→ Extracted records
+ + + + + + +

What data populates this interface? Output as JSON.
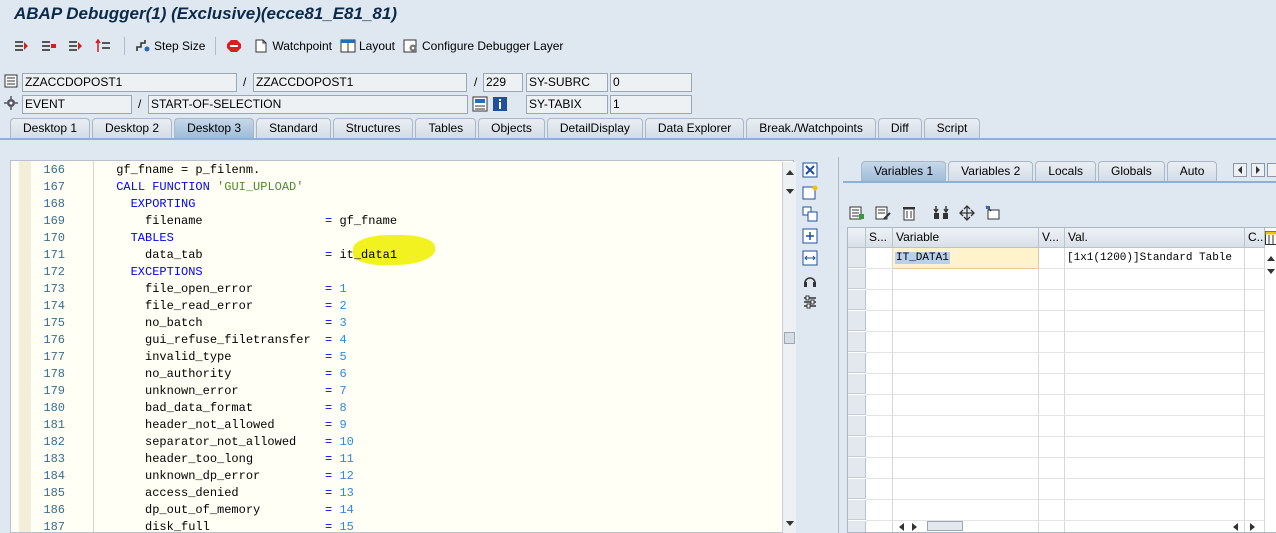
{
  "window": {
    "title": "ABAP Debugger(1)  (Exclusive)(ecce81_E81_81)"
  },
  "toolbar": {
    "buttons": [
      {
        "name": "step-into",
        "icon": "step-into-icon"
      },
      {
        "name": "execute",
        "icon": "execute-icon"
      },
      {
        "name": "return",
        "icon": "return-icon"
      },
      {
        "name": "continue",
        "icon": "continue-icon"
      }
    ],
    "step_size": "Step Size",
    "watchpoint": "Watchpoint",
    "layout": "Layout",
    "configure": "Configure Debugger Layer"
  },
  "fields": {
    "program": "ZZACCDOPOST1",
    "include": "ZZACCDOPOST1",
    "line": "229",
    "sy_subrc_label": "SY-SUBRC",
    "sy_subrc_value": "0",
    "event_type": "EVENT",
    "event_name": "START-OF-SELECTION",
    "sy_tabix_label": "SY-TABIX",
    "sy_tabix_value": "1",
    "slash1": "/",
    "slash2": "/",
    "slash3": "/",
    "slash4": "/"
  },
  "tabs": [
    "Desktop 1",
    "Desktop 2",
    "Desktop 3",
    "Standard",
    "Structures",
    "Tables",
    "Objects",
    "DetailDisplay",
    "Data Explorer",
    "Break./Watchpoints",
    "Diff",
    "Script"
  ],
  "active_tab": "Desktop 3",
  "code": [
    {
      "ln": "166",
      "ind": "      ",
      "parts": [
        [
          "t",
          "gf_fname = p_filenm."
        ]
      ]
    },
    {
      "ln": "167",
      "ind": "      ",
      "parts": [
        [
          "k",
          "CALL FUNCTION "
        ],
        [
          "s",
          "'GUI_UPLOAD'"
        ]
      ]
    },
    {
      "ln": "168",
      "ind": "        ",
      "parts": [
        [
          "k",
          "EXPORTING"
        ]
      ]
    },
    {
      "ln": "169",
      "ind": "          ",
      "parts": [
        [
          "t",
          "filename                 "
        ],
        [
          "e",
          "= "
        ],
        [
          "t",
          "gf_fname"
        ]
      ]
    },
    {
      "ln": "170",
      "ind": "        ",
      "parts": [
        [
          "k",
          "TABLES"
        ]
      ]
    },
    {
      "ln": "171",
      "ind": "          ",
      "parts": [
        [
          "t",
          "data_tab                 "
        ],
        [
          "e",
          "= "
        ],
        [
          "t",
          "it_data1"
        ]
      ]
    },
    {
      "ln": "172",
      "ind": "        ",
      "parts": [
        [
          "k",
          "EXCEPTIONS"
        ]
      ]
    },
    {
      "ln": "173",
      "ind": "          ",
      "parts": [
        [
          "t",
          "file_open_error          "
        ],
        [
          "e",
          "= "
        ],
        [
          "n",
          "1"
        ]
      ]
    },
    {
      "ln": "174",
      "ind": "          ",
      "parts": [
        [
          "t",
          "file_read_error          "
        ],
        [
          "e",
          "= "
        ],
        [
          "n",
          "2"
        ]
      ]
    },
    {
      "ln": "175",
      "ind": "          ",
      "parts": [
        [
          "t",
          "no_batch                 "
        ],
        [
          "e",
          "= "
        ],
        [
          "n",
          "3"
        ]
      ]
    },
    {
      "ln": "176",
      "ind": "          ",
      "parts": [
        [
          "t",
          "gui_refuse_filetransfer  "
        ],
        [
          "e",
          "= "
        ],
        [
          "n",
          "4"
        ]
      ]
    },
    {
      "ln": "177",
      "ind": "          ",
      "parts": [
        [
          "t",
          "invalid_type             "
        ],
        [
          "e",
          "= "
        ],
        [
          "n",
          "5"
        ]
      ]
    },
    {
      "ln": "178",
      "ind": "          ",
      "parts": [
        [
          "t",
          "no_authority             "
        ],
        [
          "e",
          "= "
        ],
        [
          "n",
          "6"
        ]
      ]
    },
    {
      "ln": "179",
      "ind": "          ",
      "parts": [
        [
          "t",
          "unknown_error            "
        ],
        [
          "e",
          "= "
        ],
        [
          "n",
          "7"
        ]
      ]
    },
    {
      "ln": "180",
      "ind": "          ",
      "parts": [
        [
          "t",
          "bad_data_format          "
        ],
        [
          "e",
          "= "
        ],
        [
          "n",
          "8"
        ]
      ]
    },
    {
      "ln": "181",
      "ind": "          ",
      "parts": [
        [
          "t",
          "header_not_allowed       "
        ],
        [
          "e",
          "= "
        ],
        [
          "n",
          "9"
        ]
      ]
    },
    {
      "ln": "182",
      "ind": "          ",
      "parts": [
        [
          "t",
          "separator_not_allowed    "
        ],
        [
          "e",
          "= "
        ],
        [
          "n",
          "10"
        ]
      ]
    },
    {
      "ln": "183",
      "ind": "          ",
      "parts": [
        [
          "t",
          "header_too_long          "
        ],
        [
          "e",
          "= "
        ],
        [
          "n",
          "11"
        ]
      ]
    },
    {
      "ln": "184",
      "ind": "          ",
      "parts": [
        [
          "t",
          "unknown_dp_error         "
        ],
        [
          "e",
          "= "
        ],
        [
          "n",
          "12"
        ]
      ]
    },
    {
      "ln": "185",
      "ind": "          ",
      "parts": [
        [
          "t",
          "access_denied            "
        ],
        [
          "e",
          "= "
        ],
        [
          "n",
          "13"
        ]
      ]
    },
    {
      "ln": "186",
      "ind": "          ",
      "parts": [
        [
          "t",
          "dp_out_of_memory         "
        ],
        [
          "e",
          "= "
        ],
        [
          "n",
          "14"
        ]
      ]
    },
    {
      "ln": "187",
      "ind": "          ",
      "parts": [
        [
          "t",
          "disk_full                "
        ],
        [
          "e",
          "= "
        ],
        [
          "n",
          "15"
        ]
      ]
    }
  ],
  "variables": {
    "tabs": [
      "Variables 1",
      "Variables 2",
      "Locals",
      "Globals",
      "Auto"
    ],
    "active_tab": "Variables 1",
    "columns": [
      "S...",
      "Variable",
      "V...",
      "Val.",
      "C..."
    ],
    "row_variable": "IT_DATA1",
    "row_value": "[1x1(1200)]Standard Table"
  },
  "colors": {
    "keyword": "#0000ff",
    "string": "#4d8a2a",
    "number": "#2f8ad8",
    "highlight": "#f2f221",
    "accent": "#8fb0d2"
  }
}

+ + + + + + +

Return the entries unchanged, save for the pictures, which do not belong in the copy.

What data populates this interface? Output as JSON.
{
  "window": {
    "title": "ABAP Debugger(1)  (Exclusive)(ecce81_E81_81)"
  },
  "toolbar": {
    "buttons": [
      {
        "name": "step-into",
        "icon": "step-into-icon"
      },
      {
        "name": "execute",
        "icon": "execute-icon"
      },
      {
        "name": "return",
        "icon": "return-icon"
      },
      {
        "name": "continue",
        "icon": "continue-icon"
      }
    ],
    "step_size": "Step Size",
    "watchpoint": "Watchpoint",
    "layout": "Layout",
    "configure": "Configure Debugger Layer"
  },
  "fields": {
    "program": "ZZACCDOPOST1",
    "include": "ZZACCDOPOST1",
    "line": "229",
    "sy_subrc_label": "SY-SUBRC",
    "sy_subrc_value": "0",
    "event_type": "EVENT",
    "event_name": "START-OF-SELECTION",
    "sy_tabix_label": "SY-TABIX",
    "sy_tabix_value": "1",
    "slash1": "/",
    "slash2": "/",
    "slash3": "/",
    "slash4": "/"
  },
  "tabs": [
    "Desktop 1",
    "Desktop 2",
    "Desktop 3",
    "Standard",
    "Structures",
    "Tables",
    "Objects",
    "DetailDisplay",
    "Data Explorer",
    "Break./Watchpoints",
    "Diff",
    "Script"
  ],
  "active_tab": "Desktop 3",
  "code": [
    {
      "ln": "166",
      "ind": "      ",
      "parts": [
        [
          "t",
          "gf_fname = p_filenm."
        ]
      ]
    },
    {
      "ln": "167",
      "ind": "      ",
      "parts": [
        [
          "k",
          "CALL FUNCTION "
        ],
        [
          "s",
          "'GUI_UPLOAD'"
        ]
      ]
    },
    {
      "ln": "168",
      "ind": "        ",
      "parts": [
        [
          "k",
          "EXPORTING"
        ]
      ]
    },
    {
      "ln": "169",
      "ind": "          ",
      "parts": [
        [
          "t",
          "filename                 "
        ],
        [
          "e",
          "= "
        ],
        [
          "t",
          "gf_fname"
        ]
      ]
    },
    {
      "ln": "170",
      "ind": "        ",
      "parts": [
        [
          "k",
          "TABLES"
        ]
      ]
    },
    {
      "ln": "171",
      "ind": "          ",
      "parts": [
        [
          "t",
          "data_tab                 "
        ],
        [
          "e",
          "= "
        ],
        [
          "t",
          "it_data1"
        ]
      ]
    },
    {
      "ln": "172",
      "ind": "        ",
      "parts": [
        [
          "k",
          "EXCEPTIONS"
        ]
      ]
    },
    {
      "ln": "173",
      "ind": "          ",
      "parts": [
        [
          "t",
          "file_open_error          "
        ],
        [
          "e",
          "= "
        ],
        [
          "n",
          "1"
        ]
      ]
    },
    {
      "ln": "174",
      "ind": "          ",
      "parts": [
        [
          "t",
          "file_read_error          "
        ],
        [
          "e",
          "= "
        ],
        [
          "n",
          "2"
        ]
      ]
    },
    {
      "ln": "175",
      "ind": "          ",
      "parts": [
        [
          "t",
          "no_batch                 "
        ],
        [
          "e",
          "= "
        ],
        [
          "n",
          "3"
        ]
      ]
    },
    {
      "ln": "176",
      "ind": "          ",
      "parts": [
        [
          "t",
          "gui_refuse_filetransfer  "
        ],
        [
          "e",
          "= "
        ],
        [
          "n",
          "4"
        ]
      ]
    },
    {
      "ln": "177",
      "ind": "          ",
      "parts": [
        [
          "t",
          "invalid_type             "
        ],
        [
          "e",
          "= "
        ],
        [
          "n",
          "5"
        ]
      ]
    },
    {
      "ln": "178",
      "ind": "          ",
      "parts": [
        [
          "t",
          "no_authority             "
        ],
        [
          "e",
          "= "
        ],
        [
          "n",
          "6"
        ]
      ]
    },
    {
      "ln": "179",
      "ind": "          ",
      "parts": [
        [
          "t",
          "unknown_error            "
        ],
        [
          "e",
          "= "
        ],
        [
          "n",
          "7"
        ]
      ]
    },
    {
      "ln": "180",
      "ind": "          ",
      "parts": [
        [
          "t",
          "bad_data_format          "
        ],
        [
          "e",
          "= "
        ],
        [
          "n",
          "8"
        ]
      ]
    },
    {
      "ln": "181",
      "ind": "          ",
      "parts": [
        [
          "t",
          "header_not_allowed       "
        ],
        [
          "e",
          "= "
        ],
        [
          "n",
          "9"
        ]
      ]
    },
    {
      "ln": "182",
      "ind": "          ",
      "parts": [
        [
          "t",
          "separator_not_allowed    "
        ],
        [
          "e",
          "= "
        ],
        [
          "n",
          "10"
        ]
      ]
    },
    {
      "ln": "183",
      "ind": "          ",
      "parts": [
        [
          "t",
          "header_too_long          "
        ],
        [
          "e",
          "= "
        ],
        [
          "n",
          "11"
        ]
      ]
    },
    {
      "ln": "184",
      "ind": "          ",
      "parts": [
        [
          "t",
          "unknown_dp_error         "
        ],
        [
          "e",
          "= "
        ],
        [
          "n",
          "12"
        ]
      ]
    },
    {
      "ln": "185",
      "ind": "          ",
      "parts": [
        [
          "t",
          "access_denied            "
        ],
        [
          "e",
          "= "
        ],
        [
          "n",
          "13"
        ]
      ]
    },
    {
      "ln": "186",
      "ind": "          ",
      "parts": [
        [
          "t",
          "dp_out_of_memory         "
        ],
        [
          "e",
          "= "
        ],
        [
          "n",
          "14"
        ]
      ]
    },
    {
      "ln": "187",
      "ind": "          ",
      "parts": [
        [
          "t",
          "disk_full                "
        ],
        [
          "e",
          "= "
        ],
        [
          "n",
          "15"
        ]
      ]
    }
  ],
  "variables": {
    "tabs": [
      "Variables 1",
      "Variables 2",
      "Locals",
      "Globals",
      "Auto"
    ],
    "active_tab": "Variables 1",
    "columns": [
      "S...",
      "Variable",
      "V...",
      "Val.",
      "C..."
    ],
    "row_variable": "IT_DATA1",
    "row_value": "[1x1(1200)]Standard Table"
  },
  "colors": {
    "keyword": "#0000ff",
    "string": "#4d8a2a",
    "number": "#2f8ad8",
    "highlight": "#f2f221",
    "accent": "#8fb0d2"
  }
}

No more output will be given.